**Entries**
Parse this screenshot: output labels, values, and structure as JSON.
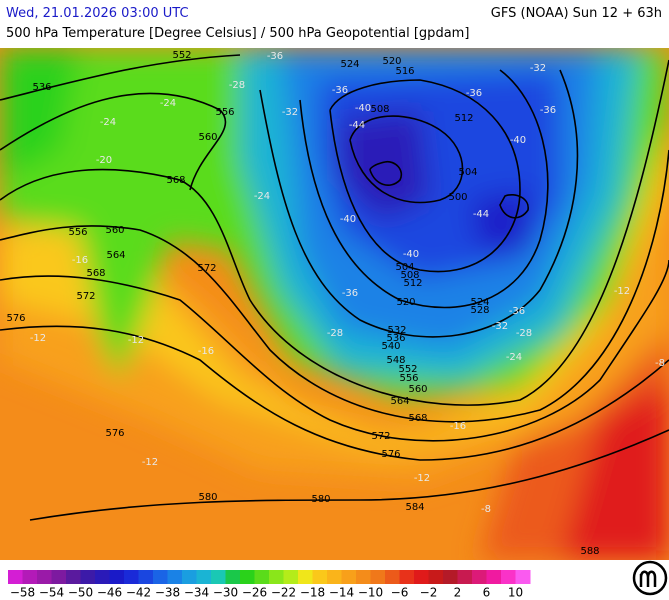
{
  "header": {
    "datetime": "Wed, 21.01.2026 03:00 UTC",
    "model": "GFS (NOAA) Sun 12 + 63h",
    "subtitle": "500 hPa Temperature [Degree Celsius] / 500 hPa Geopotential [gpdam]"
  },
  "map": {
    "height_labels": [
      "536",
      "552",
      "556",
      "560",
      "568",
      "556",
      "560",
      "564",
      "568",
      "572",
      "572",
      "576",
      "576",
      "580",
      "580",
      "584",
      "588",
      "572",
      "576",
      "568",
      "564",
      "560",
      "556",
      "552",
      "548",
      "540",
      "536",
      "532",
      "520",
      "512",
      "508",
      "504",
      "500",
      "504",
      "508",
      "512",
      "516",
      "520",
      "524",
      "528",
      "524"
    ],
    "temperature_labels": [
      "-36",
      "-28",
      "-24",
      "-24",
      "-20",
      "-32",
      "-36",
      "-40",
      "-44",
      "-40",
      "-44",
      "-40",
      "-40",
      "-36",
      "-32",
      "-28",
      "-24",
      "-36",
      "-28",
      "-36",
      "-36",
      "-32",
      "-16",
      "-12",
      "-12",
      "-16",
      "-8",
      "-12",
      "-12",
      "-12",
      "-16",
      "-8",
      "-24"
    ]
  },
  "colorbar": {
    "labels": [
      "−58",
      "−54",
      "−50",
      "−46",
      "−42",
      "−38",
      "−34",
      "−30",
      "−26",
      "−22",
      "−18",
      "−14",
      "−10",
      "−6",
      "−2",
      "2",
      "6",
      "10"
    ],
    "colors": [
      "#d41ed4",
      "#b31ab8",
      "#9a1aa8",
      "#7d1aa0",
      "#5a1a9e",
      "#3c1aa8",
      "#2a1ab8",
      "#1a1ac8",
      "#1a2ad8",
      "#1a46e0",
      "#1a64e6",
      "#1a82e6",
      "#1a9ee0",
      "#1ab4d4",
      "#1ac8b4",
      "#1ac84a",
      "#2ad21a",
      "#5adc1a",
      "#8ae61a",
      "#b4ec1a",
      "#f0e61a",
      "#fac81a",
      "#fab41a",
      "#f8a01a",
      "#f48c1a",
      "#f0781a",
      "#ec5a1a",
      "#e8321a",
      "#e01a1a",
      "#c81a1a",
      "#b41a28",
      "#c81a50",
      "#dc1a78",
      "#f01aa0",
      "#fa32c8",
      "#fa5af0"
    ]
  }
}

* * *

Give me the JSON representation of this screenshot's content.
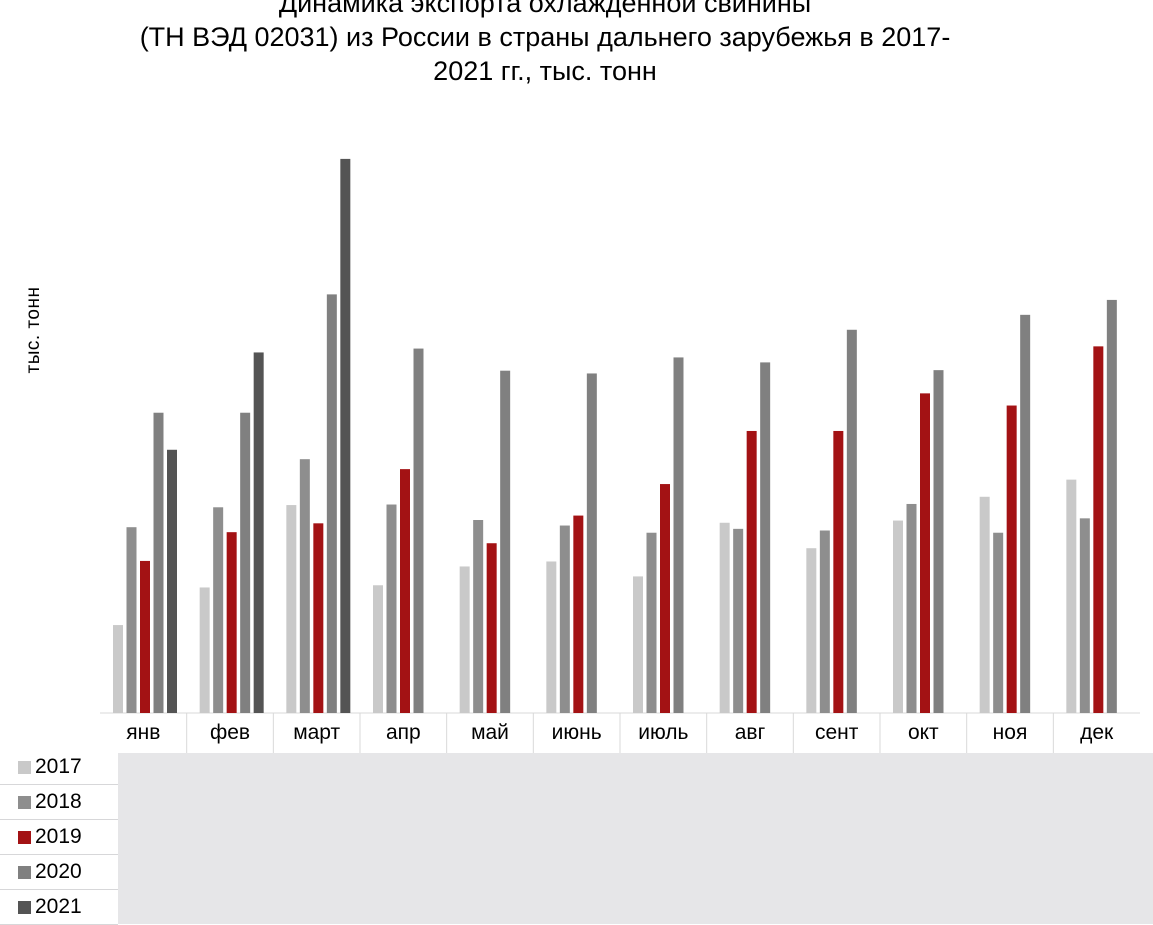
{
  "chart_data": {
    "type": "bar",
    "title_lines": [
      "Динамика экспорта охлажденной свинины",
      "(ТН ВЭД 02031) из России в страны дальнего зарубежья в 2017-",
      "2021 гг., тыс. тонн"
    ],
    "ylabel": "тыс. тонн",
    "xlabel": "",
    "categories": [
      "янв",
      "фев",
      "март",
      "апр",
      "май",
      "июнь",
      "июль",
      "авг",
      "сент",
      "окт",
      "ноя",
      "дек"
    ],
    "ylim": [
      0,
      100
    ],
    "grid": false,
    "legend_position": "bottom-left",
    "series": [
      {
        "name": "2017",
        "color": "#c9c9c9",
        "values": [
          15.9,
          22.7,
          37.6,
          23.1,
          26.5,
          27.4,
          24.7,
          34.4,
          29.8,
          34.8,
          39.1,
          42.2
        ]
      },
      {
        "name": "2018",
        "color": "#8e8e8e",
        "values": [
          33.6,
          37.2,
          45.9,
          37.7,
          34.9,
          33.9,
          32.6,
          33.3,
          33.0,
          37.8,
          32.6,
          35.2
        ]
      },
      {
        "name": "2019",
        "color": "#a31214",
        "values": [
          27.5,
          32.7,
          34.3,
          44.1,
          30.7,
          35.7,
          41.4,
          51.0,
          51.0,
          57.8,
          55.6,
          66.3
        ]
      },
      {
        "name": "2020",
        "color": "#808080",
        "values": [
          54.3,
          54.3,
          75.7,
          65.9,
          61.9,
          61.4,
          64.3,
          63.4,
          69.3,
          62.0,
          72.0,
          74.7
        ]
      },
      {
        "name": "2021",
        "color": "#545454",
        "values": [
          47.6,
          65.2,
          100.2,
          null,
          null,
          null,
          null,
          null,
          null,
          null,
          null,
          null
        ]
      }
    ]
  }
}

**Request**
Pull out every line holding "screenshot" from the records above, and copy it.

**Exercise output**
Parse this screenshot: output labels, values, and structure as JSON.
Give me the JSON representation of this screenshot's content.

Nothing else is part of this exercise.